Your task: Your answer should be a single number: the count of lines in the material below that hold "title".

Provided information:
________

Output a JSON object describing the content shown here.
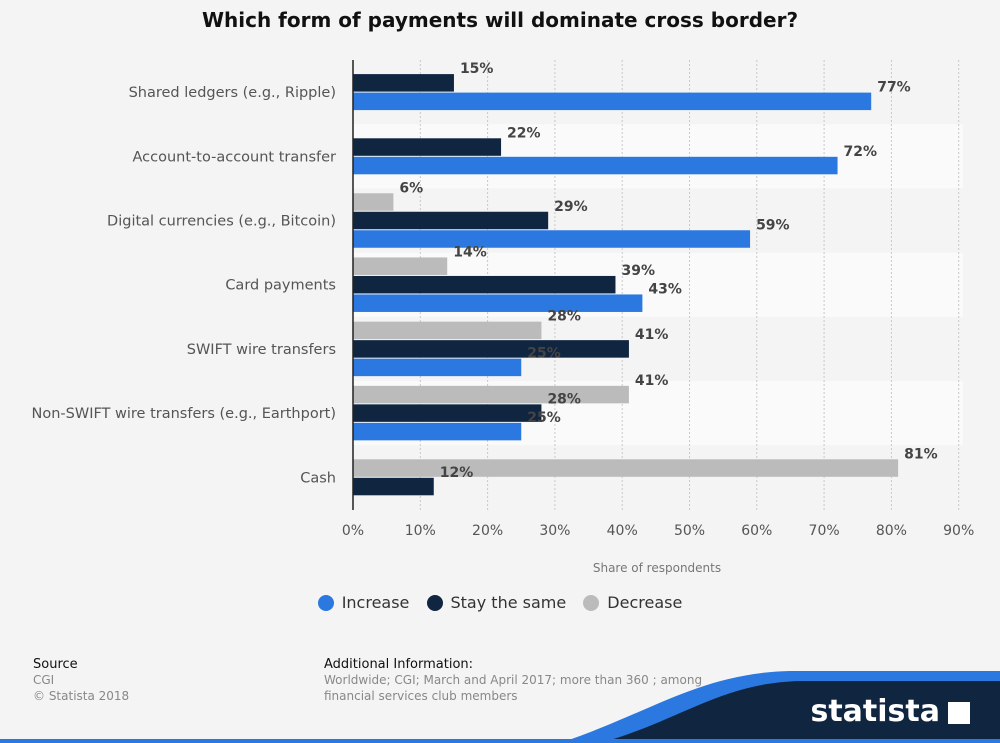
{
  "title": "Which form of payments will dominate cross border?",
  "colors": {
    "increase": "#2b78e0",
    "stay": "#0f2540",
    "decrease": "#bbbbbb"
  },
  "legend": [
    {
      "key": "increase",
      "label": "Increase"
    },
    {
      "key": "stay",
      "label": "Stay the same"
    },
    {
      "key": "decrease",
      "label": "Decrease"
    }
  ],
  "footer": {
    "source_heading": "Source",
    "source": "CGI",
    "copyright": "© Statista 2018",
    "info_heading": "Additional Information:",
    "info_line1": "Worldwide; CGI; March and April 2017; more than 360 ; among",
    "info_line2": "financial services club members",
    "brand": "statista"
  },
  "chart_data": {
    "type": "bar",
    "orientation": "horizontal",
    "xlabel": "Share of respondents",
    "ylabel": "",
    "xlim": [
      0,
      90
    ],
    "xticks": [
      "0%",
      "10%",
      "20%",
      "30%",
      "40%",
      "50%",
      "60%",
      "70%",
      "80%",
      "90%"
    ],
    "categories": [
      "Shared ledgers (e.g., Ripple)",
      "Account-to-account transfer",
      "Digital currencies (e.g., Bitcoin)",
      "Card payments",
      "SWIFT wire transfers",
      "Non-SWIFT wire transfers (e.g., Earthport)",
      "Cash"
    ],
    "series": [
      {
        "name": "Decrease",
        "key": "decrease",
        "values": [
          null,
          null,
          6,
          14,
          28,
          41,
          81
        ]
      },
      {
        "name": "Stay the same",
        "key": "stay",
        "values": [
          15,
          22,
          29,
          39,
          41,
          28,
          12
        ]
      },
      {
        "name": "Increase",
        "key": "increase",
        "values": [
          77,
          72,
          59,
          43,
          25,
          25,
          null
        ]
      }
    ],
    "legend_position": "bottom",
    "grid": true
  }
}
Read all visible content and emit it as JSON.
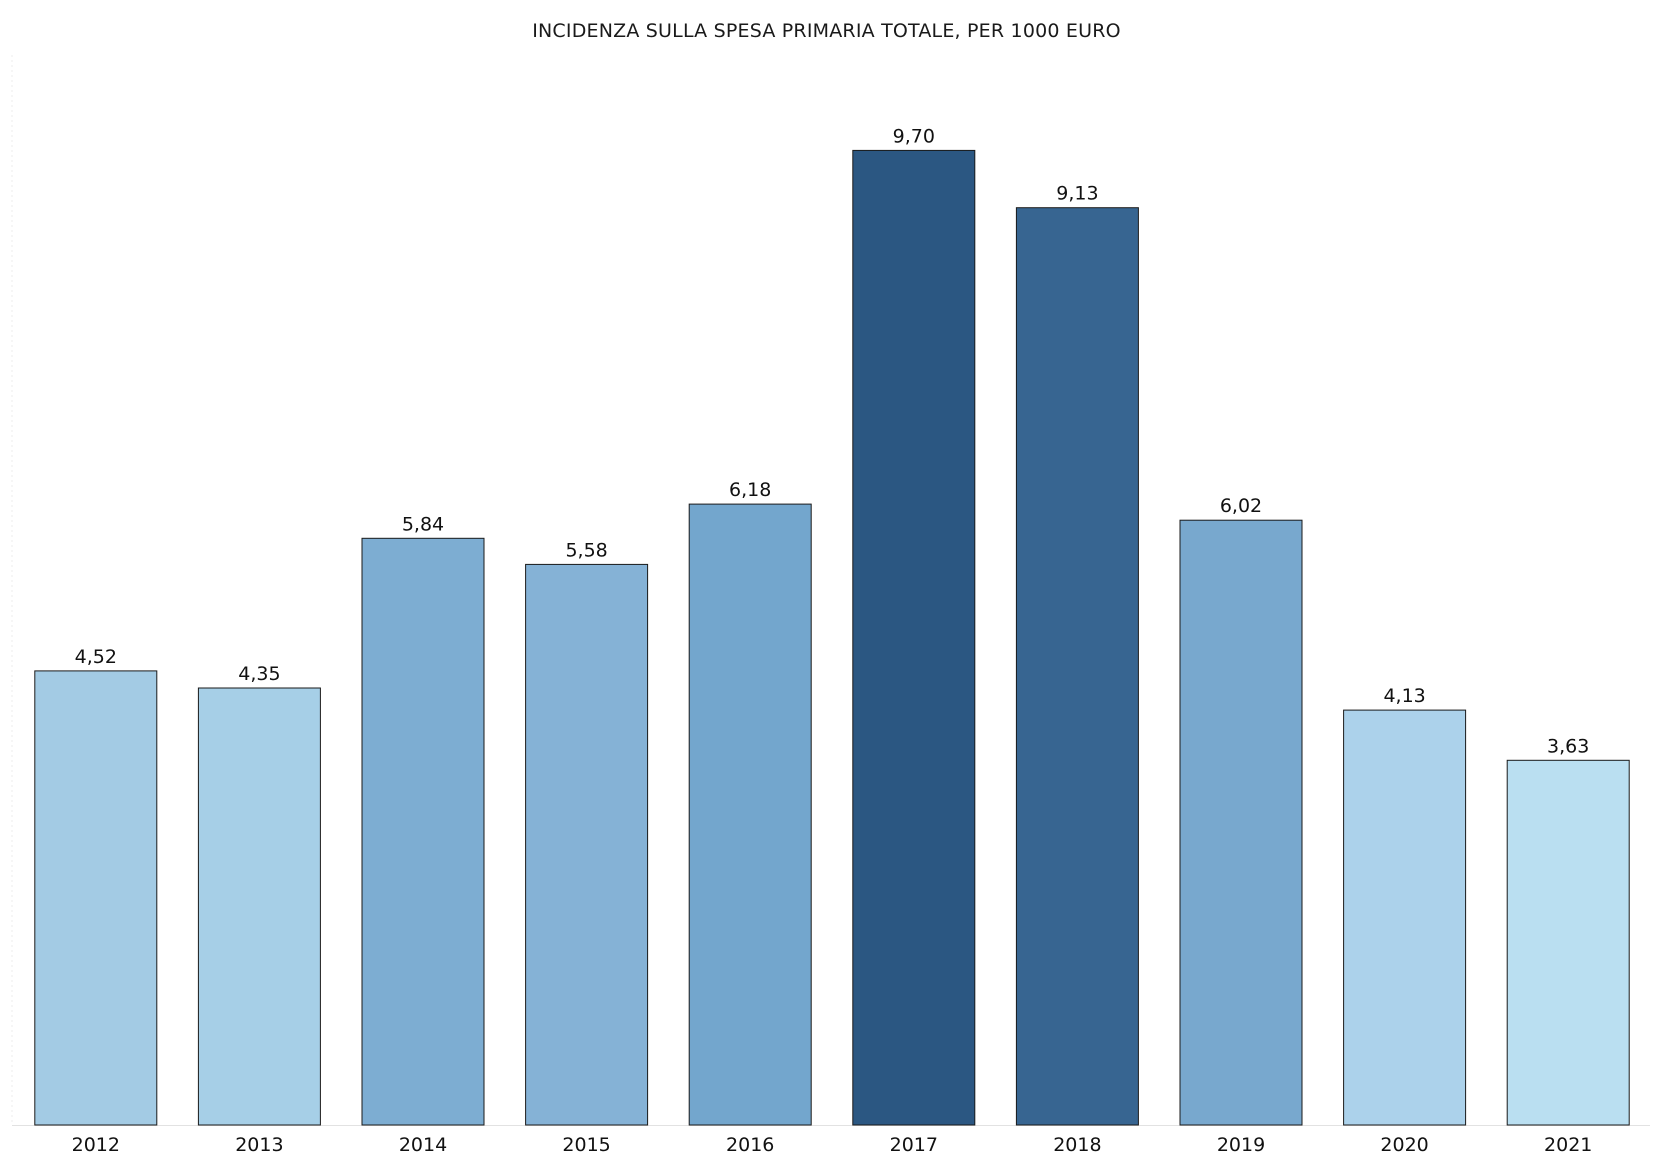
{
  "chart_data": {
    "type": "bar",
    "title": "INCIDENZA SULLA SPESA PRIMARIA TOTALE, PER 1000 EURO",
    "categories": [
      "2012",
      "2013",
      "2014",
      "2015",
      "2016",
      "2017",
      "2018",
      "2019",
      "2020",
      "2021"
    ],
    "values": [
      4.52,
      4.35,
      5.84,
      5.58,
      6.18,
      9.7,
      9.13,
      6.02,
      4.13,
      3.63
    ],
    "value_labels": [
      "4,52",
      "4,35",
      "5,84",
      "5,58",
      "6,18",
      "9,70",
      "9,13",
      "6,02",
      "4,13",
      "3,63"
    ],
    "colors": [
      "#a3cbe4",
      "#a6cfe7",
      "#7dadd2",
      "#85b2d6",
      "#73a6cd",
      "#2b5782",
      "#376591",
      "#78a8ce",
      "#acd2eb",
      "#badff1"
    ],
    "ylim": [
      0,
      10.65
    ],
    "grid": false,
    "legend": "none"
  }
}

________

Solution to this exercise: 2